Collection entries –
* * * *
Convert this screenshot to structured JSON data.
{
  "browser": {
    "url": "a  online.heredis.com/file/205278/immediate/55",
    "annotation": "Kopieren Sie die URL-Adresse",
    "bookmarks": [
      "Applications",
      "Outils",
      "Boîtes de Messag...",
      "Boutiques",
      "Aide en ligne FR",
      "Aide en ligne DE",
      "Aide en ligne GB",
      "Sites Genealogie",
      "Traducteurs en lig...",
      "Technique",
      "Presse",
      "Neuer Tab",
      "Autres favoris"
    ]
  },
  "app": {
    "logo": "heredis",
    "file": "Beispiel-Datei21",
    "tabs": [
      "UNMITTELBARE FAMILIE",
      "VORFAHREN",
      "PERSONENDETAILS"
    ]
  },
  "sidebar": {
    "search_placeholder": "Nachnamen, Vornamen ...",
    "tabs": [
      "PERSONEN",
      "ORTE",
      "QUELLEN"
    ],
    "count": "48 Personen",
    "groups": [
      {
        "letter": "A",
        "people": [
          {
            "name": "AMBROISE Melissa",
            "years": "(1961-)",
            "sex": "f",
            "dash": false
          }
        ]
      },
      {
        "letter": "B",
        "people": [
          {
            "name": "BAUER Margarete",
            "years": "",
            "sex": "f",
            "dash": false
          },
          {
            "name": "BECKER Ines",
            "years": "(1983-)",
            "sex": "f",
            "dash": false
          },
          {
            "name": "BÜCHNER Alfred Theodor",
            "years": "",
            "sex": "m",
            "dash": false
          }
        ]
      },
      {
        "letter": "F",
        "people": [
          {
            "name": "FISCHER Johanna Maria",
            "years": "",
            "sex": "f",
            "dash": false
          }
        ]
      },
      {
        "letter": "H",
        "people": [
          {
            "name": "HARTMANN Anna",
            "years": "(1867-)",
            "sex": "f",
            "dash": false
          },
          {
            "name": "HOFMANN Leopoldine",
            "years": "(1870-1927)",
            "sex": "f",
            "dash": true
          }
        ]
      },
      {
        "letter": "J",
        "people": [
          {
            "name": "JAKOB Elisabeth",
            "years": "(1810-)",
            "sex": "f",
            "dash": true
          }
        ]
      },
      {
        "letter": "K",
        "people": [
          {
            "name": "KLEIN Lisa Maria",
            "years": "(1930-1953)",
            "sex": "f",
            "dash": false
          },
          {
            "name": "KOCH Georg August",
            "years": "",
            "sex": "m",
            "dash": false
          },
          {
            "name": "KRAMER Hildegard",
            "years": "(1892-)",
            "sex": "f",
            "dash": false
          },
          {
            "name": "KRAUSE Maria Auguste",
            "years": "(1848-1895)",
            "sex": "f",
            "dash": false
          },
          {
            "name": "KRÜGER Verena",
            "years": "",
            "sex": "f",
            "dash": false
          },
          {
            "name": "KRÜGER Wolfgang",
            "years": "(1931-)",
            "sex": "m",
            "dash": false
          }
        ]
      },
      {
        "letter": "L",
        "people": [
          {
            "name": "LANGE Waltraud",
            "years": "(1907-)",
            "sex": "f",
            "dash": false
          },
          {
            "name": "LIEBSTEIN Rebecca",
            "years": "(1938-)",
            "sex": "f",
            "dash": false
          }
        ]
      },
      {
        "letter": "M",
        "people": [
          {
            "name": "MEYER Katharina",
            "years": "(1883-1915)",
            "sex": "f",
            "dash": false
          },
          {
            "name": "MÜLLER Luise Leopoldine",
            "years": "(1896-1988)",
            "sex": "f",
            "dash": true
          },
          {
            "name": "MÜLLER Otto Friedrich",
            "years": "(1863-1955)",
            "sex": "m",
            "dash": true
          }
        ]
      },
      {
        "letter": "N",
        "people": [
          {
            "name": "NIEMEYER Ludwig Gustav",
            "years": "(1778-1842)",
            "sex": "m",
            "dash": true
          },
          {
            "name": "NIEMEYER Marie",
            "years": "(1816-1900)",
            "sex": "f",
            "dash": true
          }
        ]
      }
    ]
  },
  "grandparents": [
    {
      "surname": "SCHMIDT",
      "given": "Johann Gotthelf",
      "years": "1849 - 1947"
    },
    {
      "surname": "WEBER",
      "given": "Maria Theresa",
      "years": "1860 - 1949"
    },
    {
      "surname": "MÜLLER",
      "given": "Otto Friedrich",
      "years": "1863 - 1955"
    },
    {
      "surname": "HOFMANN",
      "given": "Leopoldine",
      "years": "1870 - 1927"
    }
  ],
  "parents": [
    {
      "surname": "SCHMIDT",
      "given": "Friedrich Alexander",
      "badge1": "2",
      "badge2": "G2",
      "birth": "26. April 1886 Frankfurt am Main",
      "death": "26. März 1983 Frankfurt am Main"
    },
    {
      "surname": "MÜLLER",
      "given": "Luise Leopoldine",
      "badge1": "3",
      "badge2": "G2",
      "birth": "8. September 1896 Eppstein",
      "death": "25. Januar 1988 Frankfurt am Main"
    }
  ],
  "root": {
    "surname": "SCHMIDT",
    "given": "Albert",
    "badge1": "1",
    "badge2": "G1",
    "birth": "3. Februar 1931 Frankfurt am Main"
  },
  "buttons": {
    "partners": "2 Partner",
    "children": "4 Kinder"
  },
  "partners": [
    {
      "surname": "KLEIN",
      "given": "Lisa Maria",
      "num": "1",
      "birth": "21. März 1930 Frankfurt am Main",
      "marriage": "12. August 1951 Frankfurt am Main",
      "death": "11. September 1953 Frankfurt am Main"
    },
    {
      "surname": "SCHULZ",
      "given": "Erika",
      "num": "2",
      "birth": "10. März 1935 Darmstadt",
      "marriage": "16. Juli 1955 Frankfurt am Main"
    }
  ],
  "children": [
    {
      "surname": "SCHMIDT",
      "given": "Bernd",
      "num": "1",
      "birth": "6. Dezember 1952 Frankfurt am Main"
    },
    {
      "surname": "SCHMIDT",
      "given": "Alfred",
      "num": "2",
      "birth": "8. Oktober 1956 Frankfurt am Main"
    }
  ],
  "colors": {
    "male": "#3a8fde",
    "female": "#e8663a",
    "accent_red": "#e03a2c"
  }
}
* * * *
Do this –
Output the data above exactly, please, line for line.

Full solution –
Convert this screenshot to structured JSON data.
{
  "browser": {
    "url": "a  online.heredis.com/file/205278/immediate/55",
    "annotation": "Kopieren Sie die URL-Adresse",
    "bookmarks": [
      "Applications",
      "Outils",
      "Boîtes de Messag...",
      "Boutiques",
      "Aide en ligne FR",
      "Aide en ligne DE",
      "Aide en ligne GB",
      "Sites Genealogie",
      "Traducteurs en lig...",
      "Technique",
      "Presse",
      "Neuer Tab",
      "Autres favoris"
    ]
  },
  "app": {
    "logo": "heredis",
    "file": "Beispiel-Datei21",
    "tabs": [
      "UNMITTELBARE FAMILIE",
      "VORFAHREN",
      "PERSONENDETAILS"
    ]
  },
  "sidebar": {
    "search_placeholder": "Nachnamen, Vornamen ...",
    "tabs": [
      "PERSONEN",
      "ORTE",
      "QUELLEN"
    ],
    "count": "48 Personen",
    "groups": [
      {
        "letter": "A",
        "people": [
          {
            "name": "AMBROISE Melissa",
            "years": "(1961-)",
            "sex": "f",
            "dash": false
          }
        ]
      },
      {
        "letter": "B",
        "people": [
          {
            "name": "BAUER Margarete",
            "years": "",
            "sex": "f",
            "dash": false
          },
          {
            "name": "BECKER Ines",
            "years": "(1983-)",
            "sex": "f",
            "dash": false
          },
          {
            "name": "BÜCHNER Alfred Theodor",
            "years": "",
            "sex": "m",
            "dash": false
          }
        ]
      },
      {
        "letter": "F",
        "people": [
          {
            "name": "FISCHER Johanna Maria",
            "years": "",
            "sex": "f",
            "dash": false
          }
        ]
      },
      {
        "letter": "H",
        "people": [
          {
            "name": "HARTMANN Anna",
            "years": "(1867-)",
            "sex": "f",
            "dash": false
          },
          {
            "name": "HOFMANN Leopoldine",
            "years": "(1870-1927)",
            "sex": "f",
            "dash": true
          }
        ]
      },
      {
        "letter": "J",
        "people": [
          {
            "name": "JAKOB Elisabeth",
            "years": "(1810-)",
            "sex": "f",
            "dash": true
          }
        ]
      },
      {
        "letter": "K",
        "people": [
          {
            "name": "KLEIN Lisa Maria",
            "years": "(1930-1953)",
            "sex": "f",
            "dash": false
          },
          {
            "name": "KOCH Georg August",
            "years": "",
            "sex": "m",
            "dash": false
          },
          {
            "name": "KRAMER Hildegard",
            "years": "(1892-)",
            "sex": "f",
            "dash": false
          },
          {
            "name": "KRAUSE Maria Auguste",
            "years": "(1848-1895)",
            "sex": "f",
            "dash": false
          },
          {
            "name": "KRÜGER Verena",
            "years": "",
            "sex": "f",
            "dash": false
          },
          {
            "name": "KRÜGER Wolfgang",
            "years": "(1931-)",
            "sex": "m",
            "dash": false
          }
        ]
      },
      {
        "letter": "L",
        "people": [
          {
            "name": "LANGE Waltraud",
            "years": "(1907-)",
            "sex": "f",
            "dash": false
          },
          {
            "name": "LIEBSTEIN Rebecca",
            "years": "(1938-)",
            "sex": "f",
            "dash": false
          }
        ]
      },
      {
        "letter": "M",
        "people": [
          {
            "name": "MEYER Katharina",
            "years": "(1883-1915)",
            "sex": "f",
            "dash": false
          },
          {
            "name": "MÜLLER Luise Leopoldine",
            "years": "(1896-1988)",
            "sex": "f",
            "dash": true
          },
          {
            "name": "MÜLLER Otto Friedrich",
            "years": "(1863-1955)",
            "sex": "m",
            "dash": true
          }
        ]
      },
      {
        "letter": "N",
        "people": [
          {
            "name": "NIEMEYER Ludwig Gustav",
            "years": "(1778-1842)",
            "sex": "m",
            "dash": true
          },
          {
            "name": "NIEMEYER Marie",
            "years": "(1816-1900)",
            "sex": "f",
            "dash": true
          }
        ]
      }
    ]
  },
  "grandparents": [
    {
      "surname": "SCHMIDT",
      "given": "Johann Gotthelf",
      "years": "1849 - 1947"
    },
    {
      "surname": "WEBER",
      "given": "Maria Theresa",
      "years": "1860 - 1949"
    },
    {
      "surname": "MÜLLER",
      "given": "Otto Friedrich",
      "years": "1863 - 1955"
    },
    {
      "surname": "HOFMANN",
      "given": "Leopoldine",
      "years": "1870 - 1927"
    }
  ],
  "parents": [
    {
      "surname": "SCHMIDT",
      "given": "Friedrich Alexander",
      "badge1": "2",
      "badge2": "G2",
      "birth": "26. April 1886 Frankfurt am Main",
      "death": "26. März 1983 Frankfurt am Main"
    },
    {
      "surname": "MÜLLER",
      "given": "Luise Leopoldine",
      "badge1": "3",
      "badge2": "G2",
      "birth": "8. September 1896 Eppstein",
      "death": "25. Januar 1988 Frankfurt am Main"
    }
  ],
  "root": {
    "surname": "SCHMIDT",
    "given": "Albert",
    "badge1": "1",
    "badge2": "G1",
    "birth": "3. Februar 1931 Frankfurt am Main"
  },
  "buttons": {
    "partners": "2 Partner",
    "children": "4 Kinder"
  },
  "partners": [
    {
      "surname": "KLEIN",
      "given": "Lisa Maria",
      "num": "1",
      "birth": "21. März 1930 Frankfurt am Main",
      "marriage": "12. August 1951 Frankfurt am Main",
      "death": "11. September 1953 Frankfurt am Main"
    },
    {
      "surname": "SCHULZ",
      "given": "Erika",
      "num": "2",
      "birth": "10. März 1935 Darmstadt",
      "marriage": "16. Juli 1955 Frankfurt am Main"
    }
  ],
  "children": [
    {
      "surname": "SCHMIDT",
      "given": "Bernd",
      "num": "1",
      "birth": "6. Dezember 1952 Frankfurt am Main"
    },
    {
      "surname": "SCHMIDT",
      "given": "Alfred",
      "num": "2",
      "birth": "8. Oktober 1956 Frankfurt am Main"
    }
  ],
  "colors": {
    "male": "#3a8fde",
    "female": "#e8663a",
    "accent_red": "#e03a2c"
  }
}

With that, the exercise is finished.